## [Material to process]
** begin **

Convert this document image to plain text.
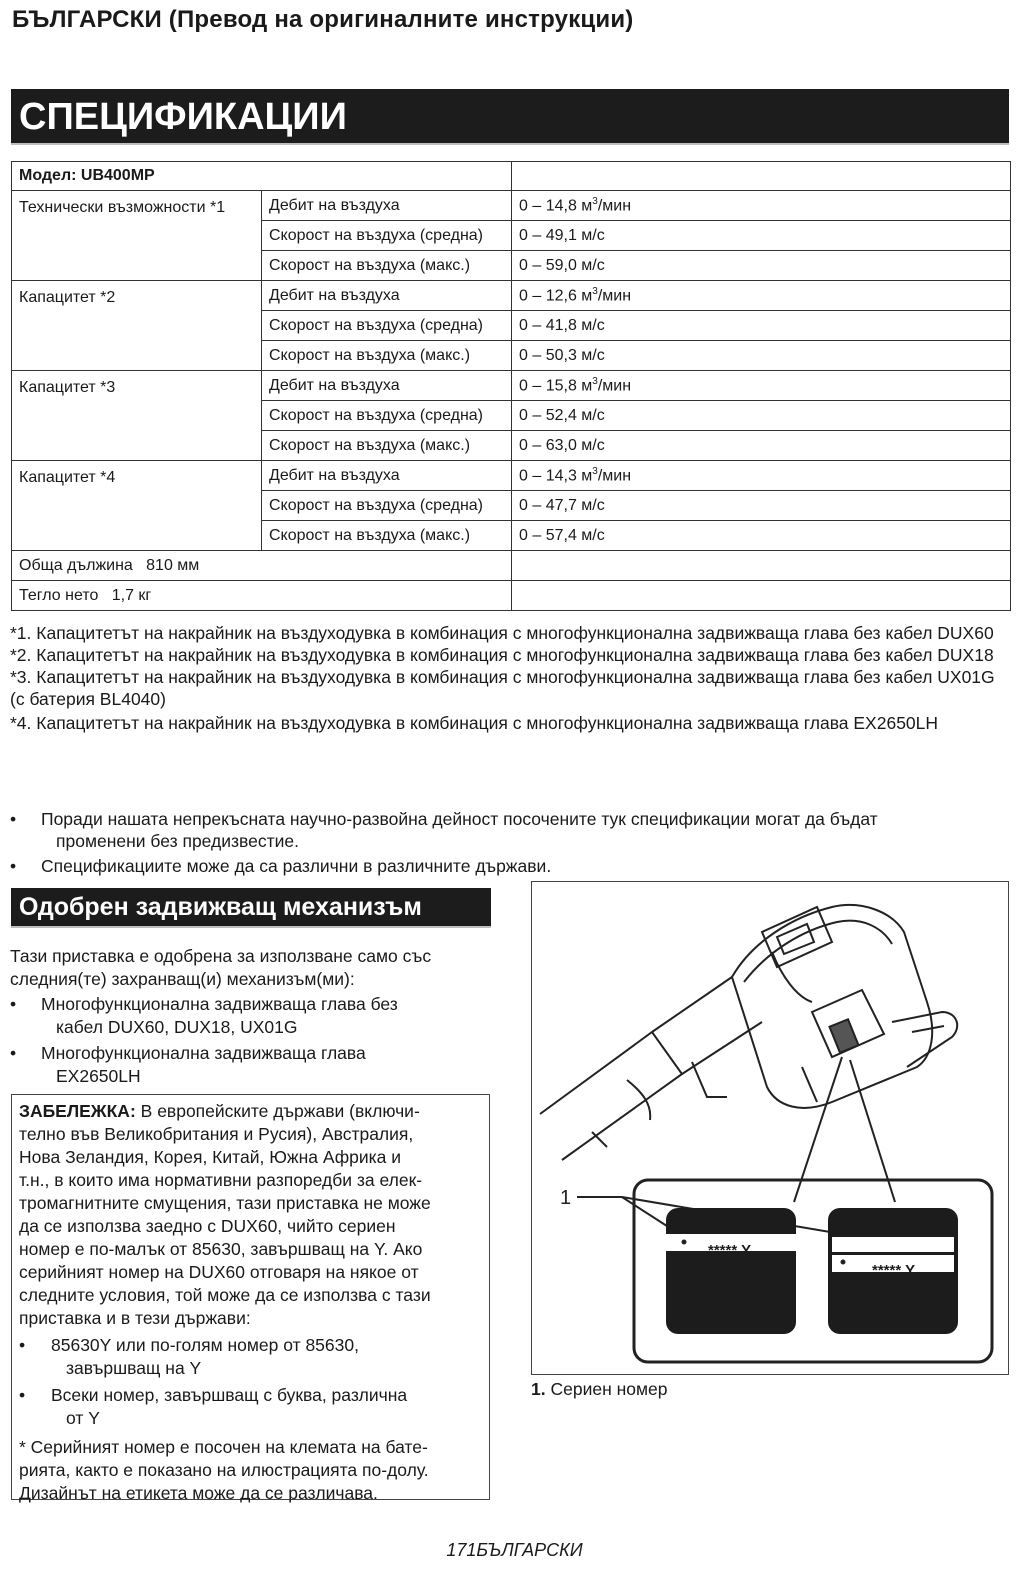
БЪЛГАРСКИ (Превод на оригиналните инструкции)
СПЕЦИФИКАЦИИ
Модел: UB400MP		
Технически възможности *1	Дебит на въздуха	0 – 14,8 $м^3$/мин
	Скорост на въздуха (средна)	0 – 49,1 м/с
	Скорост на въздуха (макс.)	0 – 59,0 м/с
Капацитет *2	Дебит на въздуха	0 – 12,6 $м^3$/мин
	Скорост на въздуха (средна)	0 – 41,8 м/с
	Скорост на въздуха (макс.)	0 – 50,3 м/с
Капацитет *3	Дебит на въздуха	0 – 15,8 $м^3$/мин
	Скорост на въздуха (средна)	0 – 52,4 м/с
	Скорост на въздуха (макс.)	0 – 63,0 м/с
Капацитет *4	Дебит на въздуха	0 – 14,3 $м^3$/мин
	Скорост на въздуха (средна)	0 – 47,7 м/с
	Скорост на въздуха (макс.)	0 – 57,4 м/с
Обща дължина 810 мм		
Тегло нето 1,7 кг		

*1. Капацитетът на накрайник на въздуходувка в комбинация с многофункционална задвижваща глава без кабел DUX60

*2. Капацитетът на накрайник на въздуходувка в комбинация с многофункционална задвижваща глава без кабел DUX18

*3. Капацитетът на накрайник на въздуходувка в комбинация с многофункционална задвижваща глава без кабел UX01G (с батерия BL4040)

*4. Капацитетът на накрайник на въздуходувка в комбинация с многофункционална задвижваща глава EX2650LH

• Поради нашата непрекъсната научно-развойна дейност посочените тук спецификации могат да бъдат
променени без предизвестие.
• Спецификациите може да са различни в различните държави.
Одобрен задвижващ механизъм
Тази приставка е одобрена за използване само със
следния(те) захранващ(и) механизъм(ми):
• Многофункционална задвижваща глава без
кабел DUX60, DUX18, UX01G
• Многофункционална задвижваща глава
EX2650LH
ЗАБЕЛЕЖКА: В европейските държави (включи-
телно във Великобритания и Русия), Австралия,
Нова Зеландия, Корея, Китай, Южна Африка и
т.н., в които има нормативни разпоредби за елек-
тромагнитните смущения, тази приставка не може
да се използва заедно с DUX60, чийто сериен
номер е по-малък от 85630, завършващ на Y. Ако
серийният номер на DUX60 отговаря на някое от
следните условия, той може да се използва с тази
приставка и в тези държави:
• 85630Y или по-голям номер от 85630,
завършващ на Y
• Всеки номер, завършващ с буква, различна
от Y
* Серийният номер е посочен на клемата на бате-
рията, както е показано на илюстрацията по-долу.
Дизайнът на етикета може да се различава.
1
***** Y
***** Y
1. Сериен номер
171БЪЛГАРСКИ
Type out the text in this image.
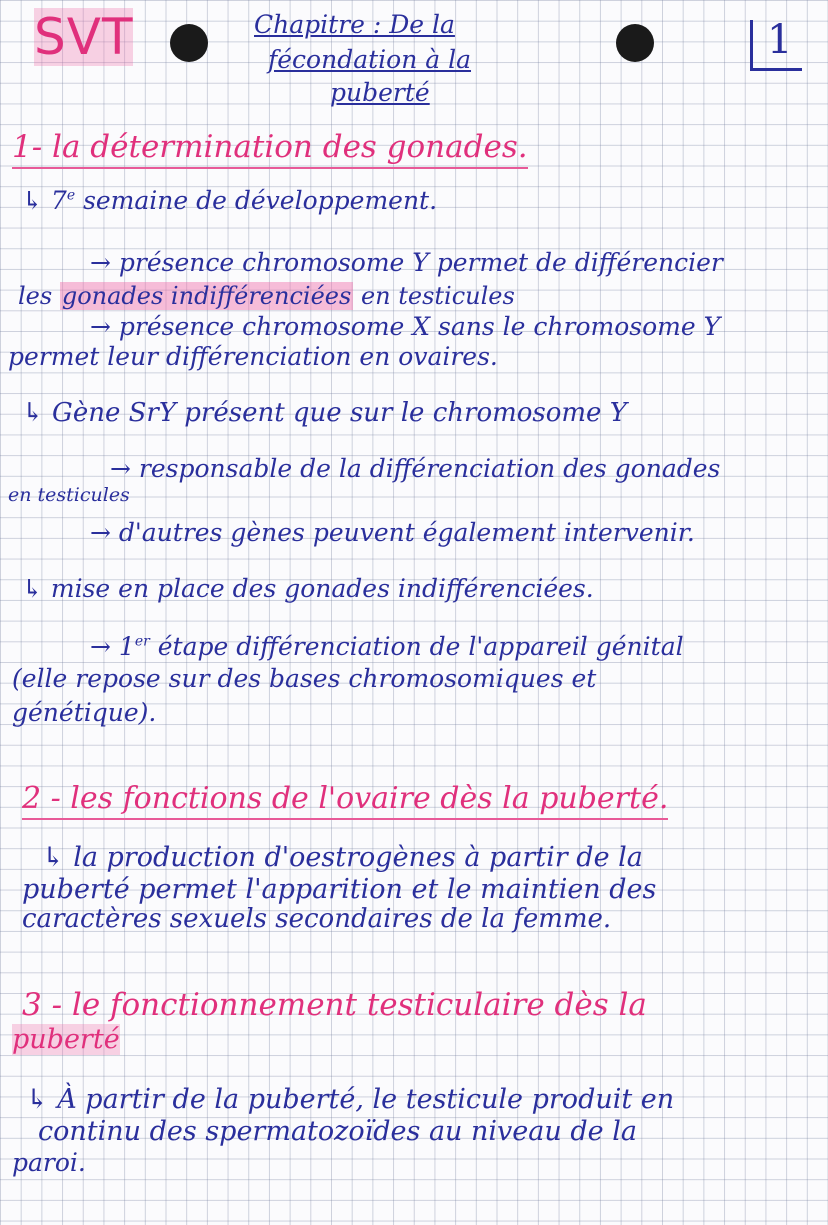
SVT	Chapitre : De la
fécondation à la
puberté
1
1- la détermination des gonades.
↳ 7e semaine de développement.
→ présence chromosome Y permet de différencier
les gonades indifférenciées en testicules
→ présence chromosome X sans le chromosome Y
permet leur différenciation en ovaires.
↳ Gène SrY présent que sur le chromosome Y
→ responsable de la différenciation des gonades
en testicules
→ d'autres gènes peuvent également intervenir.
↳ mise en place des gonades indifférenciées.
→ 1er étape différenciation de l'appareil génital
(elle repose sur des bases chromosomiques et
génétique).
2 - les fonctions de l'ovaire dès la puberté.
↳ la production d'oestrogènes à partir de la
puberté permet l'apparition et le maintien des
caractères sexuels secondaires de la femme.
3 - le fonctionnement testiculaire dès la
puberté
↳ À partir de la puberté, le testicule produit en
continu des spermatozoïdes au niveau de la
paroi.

** end **

## [Direction]
Using the entries above, find all lines with "présence". Copy them.

## [Task solution]
→ présence chromosome Y permet de différencier
→ présence chromosome X sans le chromosome Y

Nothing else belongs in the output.